- [PROBLEM DESCRIPTION]: Copy out the lines that have "JSON" in them.
════
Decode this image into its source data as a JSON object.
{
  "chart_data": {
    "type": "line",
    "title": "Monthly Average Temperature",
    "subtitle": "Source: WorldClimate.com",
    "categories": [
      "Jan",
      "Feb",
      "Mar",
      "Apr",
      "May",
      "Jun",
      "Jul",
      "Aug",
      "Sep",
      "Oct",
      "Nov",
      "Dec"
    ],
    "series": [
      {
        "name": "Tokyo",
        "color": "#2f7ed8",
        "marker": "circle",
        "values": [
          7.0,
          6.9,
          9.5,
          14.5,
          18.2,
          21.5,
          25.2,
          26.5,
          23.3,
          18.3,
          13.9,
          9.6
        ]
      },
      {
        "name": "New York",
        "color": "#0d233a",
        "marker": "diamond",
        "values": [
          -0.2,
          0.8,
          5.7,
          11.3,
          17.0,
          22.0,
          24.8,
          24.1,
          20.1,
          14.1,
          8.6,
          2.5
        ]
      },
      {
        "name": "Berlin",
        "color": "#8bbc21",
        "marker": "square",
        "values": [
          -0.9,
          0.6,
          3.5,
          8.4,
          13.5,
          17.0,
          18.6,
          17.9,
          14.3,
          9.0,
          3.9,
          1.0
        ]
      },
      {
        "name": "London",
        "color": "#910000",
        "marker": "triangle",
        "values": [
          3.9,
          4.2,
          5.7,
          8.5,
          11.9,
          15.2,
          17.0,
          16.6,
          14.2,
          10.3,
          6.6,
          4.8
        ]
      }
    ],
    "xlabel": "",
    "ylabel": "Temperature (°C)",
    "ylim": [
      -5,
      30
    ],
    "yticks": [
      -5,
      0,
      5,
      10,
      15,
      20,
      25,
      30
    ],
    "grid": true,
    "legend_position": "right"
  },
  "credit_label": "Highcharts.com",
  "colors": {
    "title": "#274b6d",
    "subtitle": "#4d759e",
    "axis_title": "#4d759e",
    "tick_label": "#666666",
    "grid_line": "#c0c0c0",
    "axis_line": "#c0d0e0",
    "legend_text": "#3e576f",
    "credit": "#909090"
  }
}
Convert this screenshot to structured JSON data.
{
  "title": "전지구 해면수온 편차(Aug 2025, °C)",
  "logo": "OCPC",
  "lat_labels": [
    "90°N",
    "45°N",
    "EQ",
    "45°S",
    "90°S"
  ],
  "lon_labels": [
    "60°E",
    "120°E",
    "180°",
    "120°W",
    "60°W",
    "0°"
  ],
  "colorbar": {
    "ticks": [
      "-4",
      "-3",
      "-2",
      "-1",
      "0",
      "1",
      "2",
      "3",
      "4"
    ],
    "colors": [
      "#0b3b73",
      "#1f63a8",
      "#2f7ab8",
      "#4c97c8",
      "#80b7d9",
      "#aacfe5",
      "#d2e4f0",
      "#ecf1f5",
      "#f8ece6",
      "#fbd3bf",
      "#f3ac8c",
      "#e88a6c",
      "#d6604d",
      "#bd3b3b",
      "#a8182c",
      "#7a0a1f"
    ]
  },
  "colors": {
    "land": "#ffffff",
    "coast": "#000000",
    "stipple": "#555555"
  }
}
════
- [RESPONSE]:
Decode this image into its source data as a JSON object.
Convert this screenshot to structured JSON data.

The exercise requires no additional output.